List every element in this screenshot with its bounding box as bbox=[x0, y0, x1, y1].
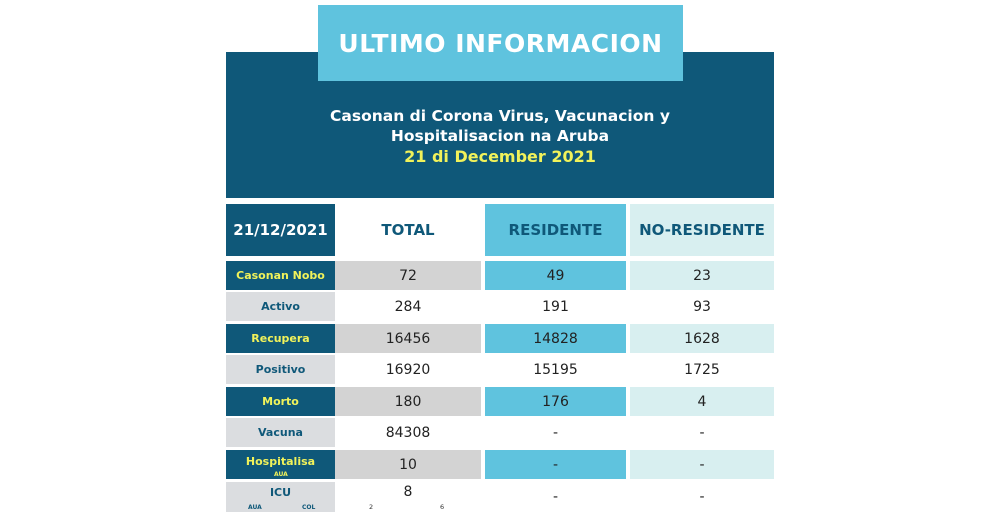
no-residente-value: 93 bbox=[693, 298, 711, 315]
total-value: 284 bbox=[394, 298, 422, 315]
residente-value: - bbox=[552, 424, 559, 441]
table-row: Recupera 16456 14828 1628 bbox=[226, 324, 774, 353]
residente-value: 14828 bbox=[485, 324, 626, 353]
no-residente-value: - bbox=[699, 489, 705, 505]
no-residente-value: 4 bbox=[630, 387, 774, 416]
row-label: Morto bbox=[226, 387, 335, 416]
residente-value: - bbox=[485, 450, 626, 479]
residente-value: 15195 bbox=[533, 361, 578, 378]
no-residente-value: 1628 bbox=[630, 324, 774, 353]
title-banner: ULTIMO INFORMACION bbox=[318, 5, 683, 81]
table-row: Positivo 16920 15195 1725 bbox=[226, 355, 774, 384]
total-value: 180 bbox=[335, 387, 481, 416]
row-label: Positivo bbox=[226, 355, 335, 384]
row-label: Activo bbox=[226, 292, 335, 321]
residente-value: 49 bbox=[485, 261, 626, 290]
residente-value: - bbox=[552, 489, 559, 505]
row-label: Hospitalisa bbox=[226, 450, 335, 479]
banner-title: ULTIMO INFORMACION bbox=[338, 28, 663, 58]
column-header-residente: RESIDENTE bbox=[485, 204, 626, 256]
table-row: Hospitalisa AUA 10 - - bbox=[226, 450, 774, 479]
total-value: 84308 bbox=[385, 424, 431, 441]
row-sublabel: AUA bbox=[274, 471, 288, 478]
header-subtitle-line1: Casonan di Corona Virus, Vacunacion y bbox=[330, 107, 670, 125]
row-sublabel-left: AUA bbox=[248, 504, 262, 511]
total-value: 10 bbox=[335, 450, 481, 479]
total-value: 8 bbox=[403, 484, 413, 500]
row-label: Vacuna bbox=[226, 418, 335, 447]
no-residente-value: 23 bbox=[630, 261, 774, 290]
table-row: Casonan Nobo 72 49 23 bbox=[226, 261, 774, 290]
row-label: Recupera bbox=[226, 324, 335, 353]
column-header-no-residente: NO-RESIDENTE bbox=[630, 204, 774, 256]
table-header-row: 21/12/2021 TOTAL RESIDENTE NO-RESIDENTE bbox=[226, 204, 774, 256]
header-date: 21 di December 2021 bbox=[404, 147, 596, 166]
row-label: ICU bbox=[226, 482, 335, 512]
column-header-date: 21/12/2021 bbox=[226, 204, 335, 256]
total-left-value: 2 bbox=[369, 503, 374, 511]
total-value: 16920 bbox=[385, 361, 431, 378]
no-residente-value: - bbox=[630, 450, 774, 479]
no-residente-value: 1725 bbox=[684, 361, 720, 378]
header-subtitle-line2: Hospitalisacion na Aruba bbox=[390, 127, 610, 145]
row-sublabel-right: COL bbox=[302, 504, 316, 511]
table-row: ICU AUA COL 8 2 6 - - bbox=[226, 482, 774, 512]
row-label: Casonan Nobo bbox=[226, 261, 335, 290]
table-row: Activo 284 191 93 bbox=[226, 292, 774, 321]
table-row: Vacuna 84308 - - bbox=[226, 418, 774, 447]
total-value: 72 bbox=[335, 261, 481, 290]
table-row: Morto 180 176 4 bbox=[226, 387, 774, 416]
total-value: 16456 bbox=[335, 324, 481, 353]
column-header-total: TOTAL bbox=[381, 221, 435, 239]
no-residente-value: - bbox=[699, 424, 705, 441]
residente-value: 191 bbox=[542, 298, 569, 315]
total-right-value: 6 bbox=[440, 503, 445, 511]
residente-value: 176 bbox=[485, 387, 626, 416]
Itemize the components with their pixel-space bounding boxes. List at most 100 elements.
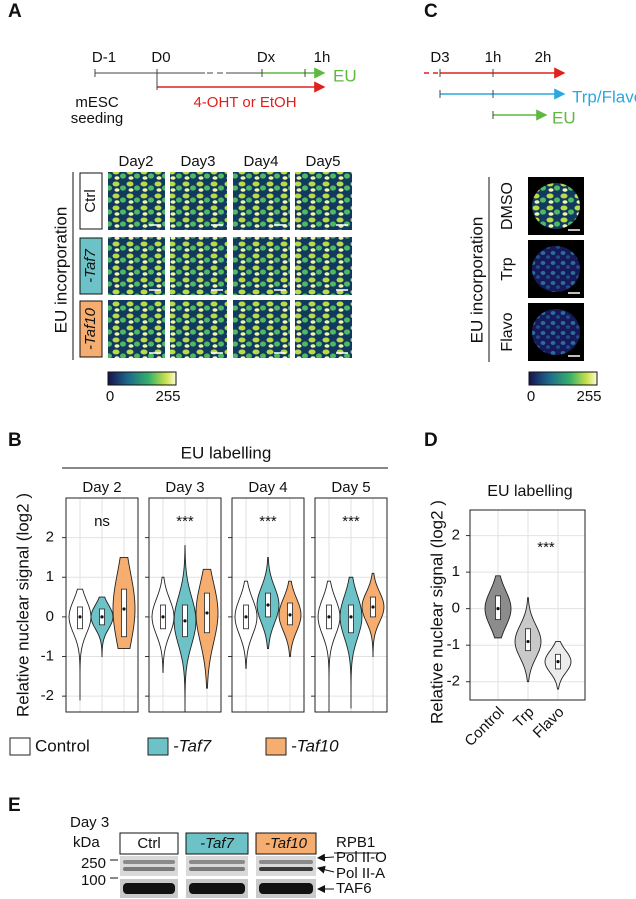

------------------------

Exercise goal: The records above should be returned word for word, with every picture left out.

Result below:
List every element in this screenshot with its bounding box as bbox=[x0, y0, x1, y1].
no-residente-value: 93 bbox=[693, 298, 711, 315]
total-value: 284 bbox=[394, 298, 422, 315]
residente-value: - bbox=[552, 424, 559, 441]
table-row: Recupera 16456 14828 1628 bbox=[226, 324, 774, 353]
residente-value: 14828 bbox=[485, 324, 626, 353]
no-residente-value: - bbox=[699, 489, 705, 505]
no-residente-value: 4 bbox=[630, 387, 774, 416]
row-label: Morto bbox=[226, 387, 335, 416]
residente-value: - bbox=[485, 450, 626, 479]
residente-value: 15195 bbox=[533, 361, 578, 378]
no-residente-value: 1628 bbox=[630, 324, 774, 353]
title-banner: ULTIMO INFORMACION bbox=[318, 5, 683, 81]
table-row: Positivo 16920 15195 1725 bbox=[226, 355, 774, 384]
total-value: 180 bbox=[335, 387, 481, 416]
row-label: Positivo bbox=[226, 355, 335, 384]
row-label: Activo bbox=[226, 292, 335, 321]
residente-value: 49 bbox=[485, 261, 626, 290]
residente-value: - bbox=[552, 489, 559, 505]
row-label: Hospitalisa bbox=[226, 450, 335, 479]
banner-title: ULTIMO INFORMACION bbox=[338, 28, 663, 58]
column-header-residente: RESIDENTE bbox=[485, 204, 626, 256]
table-row: Hospitalisa AUA 10 - - bbox=[226, 450, 774, 479]
total-value: 84308 bbox=[385, 424, 431, 441]
row-sublabel: AUA bbox=[274, 471, 288, 478]
header-subtitle-line1: Casonan di Corona Virus, Vacunacion y bbox=[330, 107, 670, 125]
row-sublabel-left: AUA bbox=[248, 504, 262, 511]
total-value: 10 bbox=[335, 450, 481, 479]
total-value: 8 bbox=[403, 484, 413, 500]
row-label: Vacuna bbox=[226, 418, 335, 447]
no-residente-value: 23 bbox=[630, 261, 774, 290]
table-row: Casonan Nobo 72 49 23 bbox=[226, 261, 774, 290]
row-label: Recupera bbox=[226, 324, 335, 353]
column-header-no-residente: NO-RESIDENTE bbox=[630, 204, 774, 256]
table-header-row: 21/12/2021 TOTAL RESIDENTE NO-RESIDENTE bbox=[226, 204, 774, 256]
header-date: 21 di December 2021 bbox=[404, 147, 596, 166]
row-label: ICU bbox=[226, 482, 335, 512]
column-header-date: 21/12/2021 bbox=[226, 204, 335, 256]
total-left-value: 2 bbox=[369, 503, 374, 511]
total-value: 16920 bbox=[385, 361, 431, 378]
no-residente-value: - bbox=[630, 450, 774, 479]
no-residente-value: 1725 bbox=[684, 361, 720, 378]
header-subtitle-line2: Hospitalisacion na Aruba bbox=[390, 127, 610, 145]
row-sublabel-right: COL bbox=[302, 504, 316, 511]
table-row: ICU AUA COL 8 2 6 - - bbox=[226, 482, 774, 512]
row-label: Casonan Nobo bbox=[226, 261, 335, 290]
table-row: Activo 284 191 93 bbox=[226, 292, 774, 321]
table-row: Vacuna 84308 - - bbox=[226, 418, 774, 447]
total-value: 72 bbox=[335, 261, 481, 290]
table-row: Morto 180 176 4 bbox=[226, 387, 774, 416]
total-value: 16456 bbox=[335, 324, 481, 353]
column-header-total: TOTAL bbox=[381, 221, 435, 239]
no-residente-value: - bbox=[699, 424, 705, 441]
residente-value: 191 bbox=[542, 298, 569, 315]
total-right-value: 6 bbox=[440, 503, 445, 511]
residente-value: 176 bbox=[485, 387, 626, 416]
Itemize the components with their pixel-space bounding boxes. List at most 100 elements.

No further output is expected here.